_Task objective_
Can you find the lines of the listing that include "value" and copy every one?

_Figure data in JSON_
☆ ☆ ☆
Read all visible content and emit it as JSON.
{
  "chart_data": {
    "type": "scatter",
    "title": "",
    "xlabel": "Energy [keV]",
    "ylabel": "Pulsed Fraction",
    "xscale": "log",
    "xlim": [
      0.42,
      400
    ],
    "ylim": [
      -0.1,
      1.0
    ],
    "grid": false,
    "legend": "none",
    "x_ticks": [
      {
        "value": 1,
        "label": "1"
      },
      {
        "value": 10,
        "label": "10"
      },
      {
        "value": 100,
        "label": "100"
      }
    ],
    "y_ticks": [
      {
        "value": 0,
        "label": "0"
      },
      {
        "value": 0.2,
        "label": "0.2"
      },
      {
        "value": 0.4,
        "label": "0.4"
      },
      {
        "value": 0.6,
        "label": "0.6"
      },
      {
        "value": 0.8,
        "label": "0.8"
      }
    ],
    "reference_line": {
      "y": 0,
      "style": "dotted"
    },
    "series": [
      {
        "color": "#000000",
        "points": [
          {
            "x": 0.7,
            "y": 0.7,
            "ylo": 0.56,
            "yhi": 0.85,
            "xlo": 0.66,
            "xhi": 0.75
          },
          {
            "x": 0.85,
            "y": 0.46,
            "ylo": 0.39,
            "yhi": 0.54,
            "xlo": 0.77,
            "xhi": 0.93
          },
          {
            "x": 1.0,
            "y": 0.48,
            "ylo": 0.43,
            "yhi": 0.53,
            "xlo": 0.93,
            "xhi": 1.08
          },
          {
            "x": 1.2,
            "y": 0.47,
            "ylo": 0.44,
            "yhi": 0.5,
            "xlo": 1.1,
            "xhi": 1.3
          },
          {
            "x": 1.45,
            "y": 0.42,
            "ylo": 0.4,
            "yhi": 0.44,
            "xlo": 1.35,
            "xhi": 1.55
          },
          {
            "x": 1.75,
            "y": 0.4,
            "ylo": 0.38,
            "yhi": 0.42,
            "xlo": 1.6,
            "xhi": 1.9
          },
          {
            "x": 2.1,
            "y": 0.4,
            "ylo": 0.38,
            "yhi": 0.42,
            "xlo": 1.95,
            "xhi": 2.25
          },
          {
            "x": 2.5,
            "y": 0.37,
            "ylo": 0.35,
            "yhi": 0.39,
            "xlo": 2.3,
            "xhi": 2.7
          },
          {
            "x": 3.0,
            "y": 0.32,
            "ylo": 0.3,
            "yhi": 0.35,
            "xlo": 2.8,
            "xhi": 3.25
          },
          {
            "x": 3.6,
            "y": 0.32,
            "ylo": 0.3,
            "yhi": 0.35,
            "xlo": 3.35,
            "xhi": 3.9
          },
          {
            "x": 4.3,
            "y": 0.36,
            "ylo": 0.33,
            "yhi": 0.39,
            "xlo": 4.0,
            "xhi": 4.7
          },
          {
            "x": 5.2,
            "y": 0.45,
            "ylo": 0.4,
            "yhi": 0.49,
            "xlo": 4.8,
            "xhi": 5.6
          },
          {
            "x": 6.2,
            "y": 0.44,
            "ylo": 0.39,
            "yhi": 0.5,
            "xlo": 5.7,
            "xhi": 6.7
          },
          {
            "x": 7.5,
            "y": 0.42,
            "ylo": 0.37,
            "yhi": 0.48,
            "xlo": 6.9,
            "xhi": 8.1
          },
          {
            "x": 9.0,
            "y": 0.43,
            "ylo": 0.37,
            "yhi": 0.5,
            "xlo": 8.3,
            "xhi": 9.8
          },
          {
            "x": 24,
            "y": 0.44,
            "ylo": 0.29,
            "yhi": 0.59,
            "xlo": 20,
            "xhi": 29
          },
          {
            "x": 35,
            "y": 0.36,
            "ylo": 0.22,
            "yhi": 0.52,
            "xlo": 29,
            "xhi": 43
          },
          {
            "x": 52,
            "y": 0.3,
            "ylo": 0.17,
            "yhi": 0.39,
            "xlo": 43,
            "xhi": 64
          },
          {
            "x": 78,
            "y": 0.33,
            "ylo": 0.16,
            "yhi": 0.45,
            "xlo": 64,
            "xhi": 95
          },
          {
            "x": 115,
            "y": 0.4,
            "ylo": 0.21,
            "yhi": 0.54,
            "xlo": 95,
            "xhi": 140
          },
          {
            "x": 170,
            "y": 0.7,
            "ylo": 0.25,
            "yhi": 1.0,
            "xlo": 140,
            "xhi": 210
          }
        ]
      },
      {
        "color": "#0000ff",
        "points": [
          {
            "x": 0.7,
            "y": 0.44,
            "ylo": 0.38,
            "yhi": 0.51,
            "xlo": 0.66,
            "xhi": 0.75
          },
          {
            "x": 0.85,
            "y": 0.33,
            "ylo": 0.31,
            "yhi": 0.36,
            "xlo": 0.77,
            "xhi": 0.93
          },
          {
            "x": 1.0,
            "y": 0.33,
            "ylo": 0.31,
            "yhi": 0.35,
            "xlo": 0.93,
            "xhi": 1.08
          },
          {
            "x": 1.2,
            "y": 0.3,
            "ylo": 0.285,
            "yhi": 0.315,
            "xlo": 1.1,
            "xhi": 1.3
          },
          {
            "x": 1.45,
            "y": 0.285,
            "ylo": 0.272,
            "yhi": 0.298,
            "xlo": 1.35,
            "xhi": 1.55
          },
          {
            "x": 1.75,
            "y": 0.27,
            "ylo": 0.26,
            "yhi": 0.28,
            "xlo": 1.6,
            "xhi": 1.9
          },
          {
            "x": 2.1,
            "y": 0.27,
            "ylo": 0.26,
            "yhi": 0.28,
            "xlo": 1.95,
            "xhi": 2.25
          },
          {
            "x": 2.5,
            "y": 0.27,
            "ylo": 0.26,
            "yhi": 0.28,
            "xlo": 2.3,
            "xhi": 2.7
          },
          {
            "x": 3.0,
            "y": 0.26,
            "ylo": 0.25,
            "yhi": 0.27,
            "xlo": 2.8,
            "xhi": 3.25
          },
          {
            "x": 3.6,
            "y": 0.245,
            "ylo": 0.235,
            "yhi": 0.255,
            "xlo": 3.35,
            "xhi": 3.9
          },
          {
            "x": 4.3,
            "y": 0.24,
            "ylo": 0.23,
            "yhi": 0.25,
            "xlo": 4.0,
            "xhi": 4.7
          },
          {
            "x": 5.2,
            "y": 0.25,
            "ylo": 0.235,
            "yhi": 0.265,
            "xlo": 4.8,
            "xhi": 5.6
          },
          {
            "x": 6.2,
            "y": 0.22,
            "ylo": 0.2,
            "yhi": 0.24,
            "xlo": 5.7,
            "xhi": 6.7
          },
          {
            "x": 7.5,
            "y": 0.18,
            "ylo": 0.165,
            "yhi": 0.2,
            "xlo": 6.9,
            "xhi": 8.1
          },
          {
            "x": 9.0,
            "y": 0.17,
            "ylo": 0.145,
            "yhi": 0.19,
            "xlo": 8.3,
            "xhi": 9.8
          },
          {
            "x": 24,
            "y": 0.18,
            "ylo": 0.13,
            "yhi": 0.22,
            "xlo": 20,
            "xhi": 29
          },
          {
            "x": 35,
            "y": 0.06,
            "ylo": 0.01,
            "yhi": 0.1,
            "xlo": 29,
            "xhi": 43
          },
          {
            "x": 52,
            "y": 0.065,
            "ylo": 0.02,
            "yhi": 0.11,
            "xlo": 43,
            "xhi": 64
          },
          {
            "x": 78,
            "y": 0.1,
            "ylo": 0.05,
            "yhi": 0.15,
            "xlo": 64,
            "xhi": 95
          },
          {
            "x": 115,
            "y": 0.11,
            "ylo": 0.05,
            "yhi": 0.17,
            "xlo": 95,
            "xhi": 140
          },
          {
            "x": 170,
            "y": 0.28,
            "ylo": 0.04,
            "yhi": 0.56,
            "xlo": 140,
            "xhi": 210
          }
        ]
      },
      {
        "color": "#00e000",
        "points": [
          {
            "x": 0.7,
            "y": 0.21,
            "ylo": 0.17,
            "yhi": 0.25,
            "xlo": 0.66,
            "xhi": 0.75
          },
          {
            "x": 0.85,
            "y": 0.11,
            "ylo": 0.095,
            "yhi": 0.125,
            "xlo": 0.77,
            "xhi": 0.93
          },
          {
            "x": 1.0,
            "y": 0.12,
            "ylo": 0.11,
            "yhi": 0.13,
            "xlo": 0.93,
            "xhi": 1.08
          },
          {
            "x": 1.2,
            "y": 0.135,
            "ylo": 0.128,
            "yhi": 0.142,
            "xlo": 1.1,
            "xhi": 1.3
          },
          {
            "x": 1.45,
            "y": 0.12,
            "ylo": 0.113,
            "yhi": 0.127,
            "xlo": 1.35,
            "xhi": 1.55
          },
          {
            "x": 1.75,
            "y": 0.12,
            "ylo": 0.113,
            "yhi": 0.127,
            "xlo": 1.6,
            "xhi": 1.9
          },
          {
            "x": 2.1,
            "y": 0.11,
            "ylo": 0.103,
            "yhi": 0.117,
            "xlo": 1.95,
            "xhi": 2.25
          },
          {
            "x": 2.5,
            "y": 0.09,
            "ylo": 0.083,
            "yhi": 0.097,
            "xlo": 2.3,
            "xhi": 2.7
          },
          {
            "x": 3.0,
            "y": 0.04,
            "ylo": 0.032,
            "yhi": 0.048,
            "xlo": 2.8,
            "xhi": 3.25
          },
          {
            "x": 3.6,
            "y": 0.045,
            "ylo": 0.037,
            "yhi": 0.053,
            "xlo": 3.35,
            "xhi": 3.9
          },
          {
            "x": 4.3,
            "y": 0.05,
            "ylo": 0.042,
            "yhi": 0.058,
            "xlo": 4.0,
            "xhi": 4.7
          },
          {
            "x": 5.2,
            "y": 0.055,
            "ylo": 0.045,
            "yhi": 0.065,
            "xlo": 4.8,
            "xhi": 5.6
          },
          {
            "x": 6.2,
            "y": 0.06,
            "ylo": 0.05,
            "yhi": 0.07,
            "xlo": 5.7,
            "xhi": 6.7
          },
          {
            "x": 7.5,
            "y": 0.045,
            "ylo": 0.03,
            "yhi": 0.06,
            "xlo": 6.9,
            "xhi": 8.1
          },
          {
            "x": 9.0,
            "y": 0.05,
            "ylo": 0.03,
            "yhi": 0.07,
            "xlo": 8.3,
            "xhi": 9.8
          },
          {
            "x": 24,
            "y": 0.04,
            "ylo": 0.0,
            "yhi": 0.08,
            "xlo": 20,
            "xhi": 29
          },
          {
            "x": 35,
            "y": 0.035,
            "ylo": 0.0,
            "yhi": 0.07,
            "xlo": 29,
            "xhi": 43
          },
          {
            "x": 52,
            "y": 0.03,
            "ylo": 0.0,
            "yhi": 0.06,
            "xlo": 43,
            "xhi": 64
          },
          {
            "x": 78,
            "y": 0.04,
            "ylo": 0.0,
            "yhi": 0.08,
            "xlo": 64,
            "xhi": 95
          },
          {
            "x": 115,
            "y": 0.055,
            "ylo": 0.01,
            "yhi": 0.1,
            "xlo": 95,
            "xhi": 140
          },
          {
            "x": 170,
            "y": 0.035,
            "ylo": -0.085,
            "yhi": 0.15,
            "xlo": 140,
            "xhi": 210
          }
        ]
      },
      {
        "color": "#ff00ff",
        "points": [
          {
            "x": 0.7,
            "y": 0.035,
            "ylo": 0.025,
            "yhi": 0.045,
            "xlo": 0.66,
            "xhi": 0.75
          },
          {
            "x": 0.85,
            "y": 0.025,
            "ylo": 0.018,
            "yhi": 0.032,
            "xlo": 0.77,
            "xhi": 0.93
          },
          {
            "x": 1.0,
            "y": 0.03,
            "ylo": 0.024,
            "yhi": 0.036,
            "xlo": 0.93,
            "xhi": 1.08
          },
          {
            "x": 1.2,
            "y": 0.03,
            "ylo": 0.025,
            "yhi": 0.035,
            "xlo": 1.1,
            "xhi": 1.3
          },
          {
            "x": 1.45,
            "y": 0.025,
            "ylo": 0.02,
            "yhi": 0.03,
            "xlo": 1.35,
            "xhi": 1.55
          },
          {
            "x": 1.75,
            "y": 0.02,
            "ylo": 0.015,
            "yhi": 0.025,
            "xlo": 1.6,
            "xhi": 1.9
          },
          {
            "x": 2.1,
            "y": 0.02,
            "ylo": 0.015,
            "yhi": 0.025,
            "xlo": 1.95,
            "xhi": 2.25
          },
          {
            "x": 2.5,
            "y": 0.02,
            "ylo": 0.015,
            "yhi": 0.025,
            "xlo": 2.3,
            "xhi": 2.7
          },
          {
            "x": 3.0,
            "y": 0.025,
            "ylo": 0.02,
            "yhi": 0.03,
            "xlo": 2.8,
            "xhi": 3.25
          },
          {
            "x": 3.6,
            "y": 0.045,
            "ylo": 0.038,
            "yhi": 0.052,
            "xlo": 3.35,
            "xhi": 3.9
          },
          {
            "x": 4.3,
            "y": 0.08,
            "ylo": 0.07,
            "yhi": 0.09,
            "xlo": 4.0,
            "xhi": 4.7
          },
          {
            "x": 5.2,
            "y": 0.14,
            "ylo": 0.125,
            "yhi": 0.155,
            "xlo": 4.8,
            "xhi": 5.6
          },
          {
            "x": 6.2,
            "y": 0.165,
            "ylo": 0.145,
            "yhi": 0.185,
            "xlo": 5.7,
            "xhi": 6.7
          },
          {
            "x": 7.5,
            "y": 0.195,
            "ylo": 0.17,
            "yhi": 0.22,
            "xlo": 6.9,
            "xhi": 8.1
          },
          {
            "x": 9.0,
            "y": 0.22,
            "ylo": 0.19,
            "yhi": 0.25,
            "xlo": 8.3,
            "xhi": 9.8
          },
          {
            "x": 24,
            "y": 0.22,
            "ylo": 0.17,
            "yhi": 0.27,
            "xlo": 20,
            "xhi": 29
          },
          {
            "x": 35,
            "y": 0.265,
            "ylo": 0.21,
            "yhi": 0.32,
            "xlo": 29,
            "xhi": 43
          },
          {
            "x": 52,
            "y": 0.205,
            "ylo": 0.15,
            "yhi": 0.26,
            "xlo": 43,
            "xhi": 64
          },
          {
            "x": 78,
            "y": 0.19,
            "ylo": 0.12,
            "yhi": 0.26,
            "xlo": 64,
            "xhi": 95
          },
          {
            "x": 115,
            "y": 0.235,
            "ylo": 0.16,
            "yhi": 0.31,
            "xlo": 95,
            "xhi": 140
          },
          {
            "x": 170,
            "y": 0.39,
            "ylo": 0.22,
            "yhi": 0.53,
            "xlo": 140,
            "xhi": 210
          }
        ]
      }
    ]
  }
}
☆ ☆ ☆
_The answer_
        "value": 1,
        "value": 10,
        "value": 100,
        "value": 0,
        "value": 0.2,
        "value": 0.4,
        "value": 0.6,
        "value": 0.8,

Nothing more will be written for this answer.